From the entries below, extract every line that includes the word "color".

## Given records
------------------------------------------------------------

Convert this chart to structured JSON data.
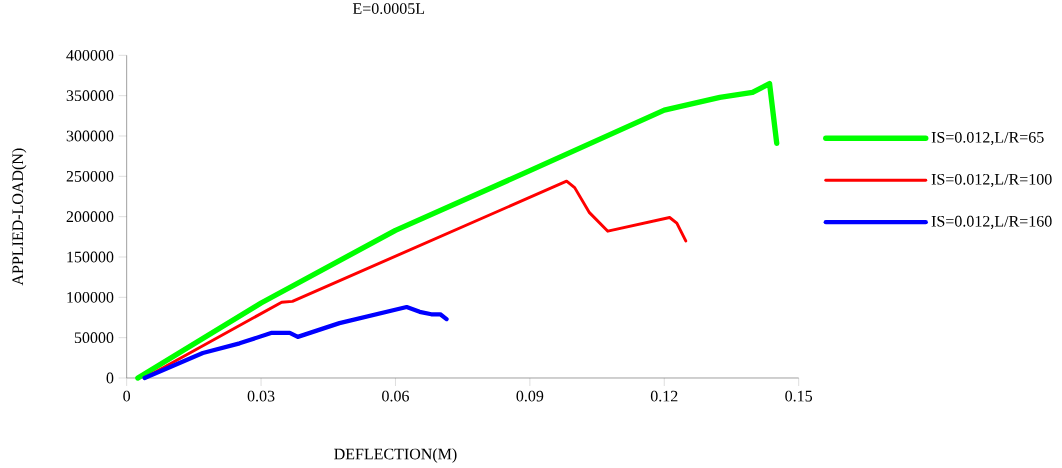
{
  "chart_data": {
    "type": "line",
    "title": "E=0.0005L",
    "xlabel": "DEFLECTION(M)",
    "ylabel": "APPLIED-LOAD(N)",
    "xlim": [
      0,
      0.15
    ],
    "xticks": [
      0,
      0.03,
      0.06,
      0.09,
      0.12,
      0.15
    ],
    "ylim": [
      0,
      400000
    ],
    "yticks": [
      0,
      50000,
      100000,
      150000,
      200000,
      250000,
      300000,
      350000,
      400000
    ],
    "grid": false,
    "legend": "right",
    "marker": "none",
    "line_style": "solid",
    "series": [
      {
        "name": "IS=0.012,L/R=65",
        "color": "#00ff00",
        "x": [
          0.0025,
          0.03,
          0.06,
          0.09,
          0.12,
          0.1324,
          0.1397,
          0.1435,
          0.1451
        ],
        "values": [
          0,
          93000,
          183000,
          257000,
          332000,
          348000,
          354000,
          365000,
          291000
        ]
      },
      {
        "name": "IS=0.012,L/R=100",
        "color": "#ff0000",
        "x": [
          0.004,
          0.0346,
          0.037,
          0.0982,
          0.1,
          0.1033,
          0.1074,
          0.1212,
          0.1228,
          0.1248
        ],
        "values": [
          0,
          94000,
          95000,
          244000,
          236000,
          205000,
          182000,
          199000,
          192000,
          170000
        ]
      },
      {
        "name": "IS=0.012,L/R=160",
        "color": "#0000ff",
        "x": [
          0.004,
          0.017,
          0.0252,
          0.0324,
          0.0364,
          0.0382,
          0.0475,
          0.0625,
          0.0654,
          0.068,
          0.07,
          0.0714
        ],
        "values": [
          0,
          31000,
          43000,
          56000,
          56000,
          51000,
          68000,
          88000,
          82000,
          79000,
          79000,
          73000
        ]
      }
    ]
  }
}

------------------------------------------------------------

## Final answer
        "color": "#00ff00",
        "color": "#ff0000",
        "color": "#0000ff",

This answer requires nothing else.